++++ Available data ++++

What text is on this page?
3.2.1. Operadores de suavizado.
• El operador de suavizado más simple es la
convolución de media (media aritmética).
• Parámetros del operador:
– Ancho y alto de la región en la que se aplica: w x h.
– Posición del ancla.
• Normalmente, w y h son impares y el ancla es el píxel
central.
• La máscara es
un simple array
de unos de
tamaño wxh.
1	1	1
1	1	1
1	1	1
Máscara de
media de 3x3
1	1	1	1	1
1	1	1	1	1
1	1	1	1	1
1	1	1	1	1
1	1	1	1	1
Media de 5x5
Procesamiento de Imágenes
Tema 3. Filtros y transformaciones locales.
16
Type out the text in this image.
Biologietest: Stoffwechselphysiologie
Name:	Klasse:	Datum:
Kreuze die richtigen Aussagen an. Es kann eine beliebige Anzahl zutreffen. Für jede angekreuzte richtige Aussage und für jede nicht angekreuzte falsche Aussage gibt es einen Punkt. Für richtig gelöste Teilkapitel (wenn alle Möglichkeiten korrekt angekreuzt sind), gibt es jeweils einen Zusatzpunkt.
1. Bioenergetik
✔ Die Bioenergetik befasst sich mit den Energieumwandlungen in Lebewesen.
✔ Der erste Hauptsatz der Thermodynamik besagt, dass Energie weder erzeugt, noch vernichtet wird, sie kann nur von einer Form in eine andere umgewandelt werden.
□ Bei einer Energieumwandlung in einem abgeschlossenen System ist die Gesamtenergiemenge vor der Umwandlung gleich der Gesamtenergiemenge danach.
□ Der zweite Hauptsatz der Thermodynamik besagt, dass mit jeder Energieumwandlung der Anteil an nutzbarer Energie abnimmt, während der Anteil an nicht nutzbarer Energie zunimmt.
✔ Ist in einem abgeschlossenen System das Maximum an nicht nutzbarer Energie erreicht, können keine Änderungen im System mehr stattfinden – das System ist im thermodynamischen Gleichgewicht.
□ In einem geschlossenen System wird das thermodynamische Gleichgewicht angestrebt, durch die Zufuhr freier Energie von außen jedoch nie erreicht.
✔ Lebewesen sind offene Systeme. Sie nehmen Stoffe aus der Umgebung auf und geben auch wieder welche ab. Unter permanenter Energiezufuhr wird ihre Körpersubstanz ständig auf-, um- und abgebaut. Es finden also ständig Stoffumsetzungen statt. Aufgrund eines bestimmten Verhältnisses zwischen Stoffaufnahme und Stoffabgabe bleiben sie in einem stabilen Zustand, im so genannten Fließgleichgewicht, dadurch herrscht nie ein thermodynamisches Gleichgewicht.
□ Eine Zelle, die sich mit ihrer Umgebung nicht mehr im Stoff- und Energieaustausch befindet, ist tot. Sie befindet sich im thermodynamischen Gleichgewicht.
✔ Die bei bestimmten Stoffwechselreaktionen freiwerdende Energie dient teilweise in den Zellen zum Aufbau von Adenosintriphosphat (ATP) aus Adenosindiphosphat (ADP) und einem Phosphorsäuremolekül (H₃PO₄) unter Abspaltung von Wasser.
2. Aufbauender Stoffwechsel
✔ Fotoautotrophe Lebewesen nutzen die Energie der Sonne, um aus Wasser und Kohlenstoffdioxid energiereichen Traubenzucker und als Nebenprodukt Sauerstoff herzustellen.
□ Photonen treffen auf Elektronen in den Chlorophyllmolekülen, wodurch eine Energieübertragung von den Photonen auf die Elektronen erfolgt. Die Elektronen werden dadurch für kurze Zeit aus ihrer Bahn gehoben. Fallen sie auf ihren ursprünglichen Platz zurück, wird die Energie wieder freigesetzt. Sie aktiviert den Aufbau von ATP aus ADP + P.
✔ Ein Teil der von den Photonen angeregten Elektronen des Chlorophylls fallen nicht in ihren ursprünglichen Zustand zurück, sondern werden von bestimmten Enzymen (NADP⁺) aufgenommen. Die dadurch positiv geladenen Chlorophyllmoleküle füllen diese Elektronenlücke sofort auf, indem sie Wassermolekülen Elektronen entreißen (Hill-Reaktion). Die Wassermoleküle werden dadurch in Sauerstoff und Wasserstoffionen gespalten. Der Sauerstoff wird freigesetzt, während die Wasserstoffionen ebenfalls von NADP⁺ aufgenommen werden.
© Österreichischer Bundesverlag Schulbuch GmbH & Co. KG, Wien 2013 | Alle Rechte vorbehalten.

++++

→ **Work to be completed**:
Across the entries above, how many lines contain the string "thermodynamischen"? The number alone is the answer.

→ **Solution to this task**:
2